— EXERCISE TASK —
Each line below should be retyped exactly, with no pictures.

— ENTRIES —

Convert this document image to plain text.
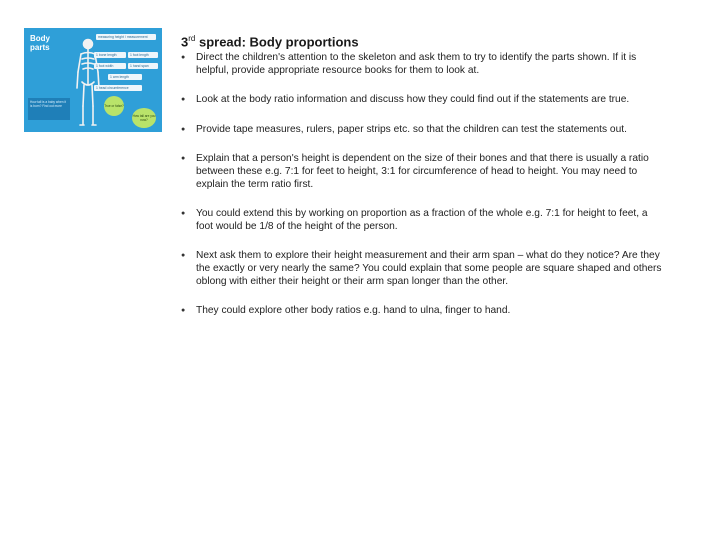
Body parts
measuring height / measurement
1 bone length	1 foot length
1 foot width	1 hand span
1 arm length
1 head circumference
How tall is a baby when it is born? Find out more	True or false?
How tall are you now?
3rd spread: Body proportions
● Direct the children's attention to the skeleton and ask them to try to identify the parts shown. If it is helpful, provide appropriate resource books for them to look at.
● Look at the body ratio information and discuss how they could find out if the statements are true.
● Provide tape measures, rulers, paper strips etc. so that the children can test the statements out.
● Explain that a person's height is dependent on the size of their bones and that there is usually a ratio between these e.g. 7:1 for feet to height, 3:1 for circumference of head to height. You may need to explain the term ratio first.
● You could extend this by working on proportion as a fraction of the whole e.g. 7:1 for height to feet, a foot would be 1/8 of the height of the person.
● Next ask them to explore their height measurement and their arm span – what do they notice? Are they the exactly or very nearly the same? You could explain that some people are square shaped and others oblong with either their height or their arm span longer than the other.
● They could explore other body ratios e.g. hand to ulna, finger to hand.
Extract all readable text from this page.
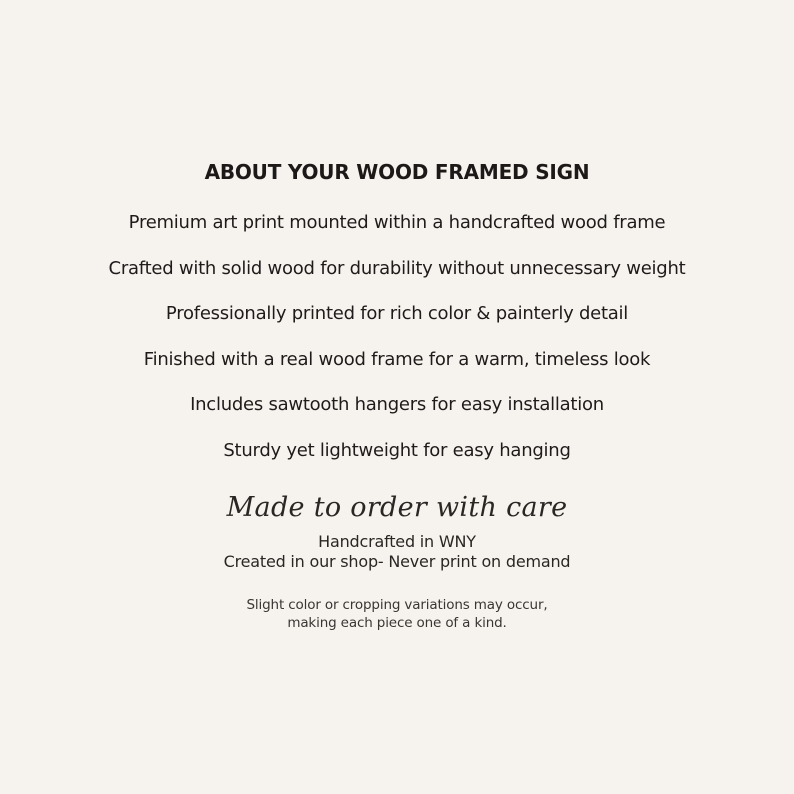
ABOUT YOUR WOOD FRAMED SIGN
Premium art print mounted within a handcrafted wood frame
Crafted with solid wood for durability without unnecessary weight
Professionally printed for rich color & painterly detail
Finished with a real wood frame for a warm, timeless look
Includes sawtooth hangers for easy installation
Sturdy yet lightweight for easy hanging
Made to order with care
Handcrafted in WNY
Created in our shop- Never print on demand
Slight color or cropping variations may occur,
making each piece one of a kind.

— THE RESULT —
Convert this document image to plain text.
Body parts
measuring height / measurement
1 bone length	1 foot length
1 foot width	1 hand span
1 arm length
1 head circumference
How tall is a baby when it is born? Find out more	True or false?
How tall are you now?
3rd spread: Body proportions
● Direct the children's attention to the skeleton and ask them to try to identify the parts shown. If it is helpful, provide appropriate resource books for them to look at.
● Look at the body ratio information and discuss how they could find out if the statements are true.
● Provide tape measures, rulers, paper strips etc. so that the children can test the statements out.
● Explain that a person's height is dependent on the size of their bones and that there is usually a ratio between these e.g. 7:1 for feet to height, 3:1 for circumference of head to height. You may need to explain the term ratio first.
● You could extend this by working on proportion as a fraction of the whole e.g. 7:1 for height to feet, a foot would be 1/8 of the height of the person.
● Next ask them to explore their height measurement and their arm span – what do they notice? Are they the exactly or very nearly the same? You could explain that some people are square shaped and others oblong with either their height or their arm span longer than the other.
● They could explore other body ratios e.g. hand to ulna, finger to hand.
Extract all readable text from this page.
ABOUT YOUR WOOD FRAMED SIGN
Premium art print mounted within a handcrafted wood frame
Crafted with solid wood for durability without unnecessary weight
Professionally printed for rich color & painterly detail
Finished with a real wood frame for a warm, timeless look
Includes sawtooth hangers for easy installation
Sturdy yet lightweight for easy hanging
Made to order with care
Handcrafted in WNY
Created in our shop- Never print on demand
Slight color or cropping variations may occur,
making each piece one of a kind.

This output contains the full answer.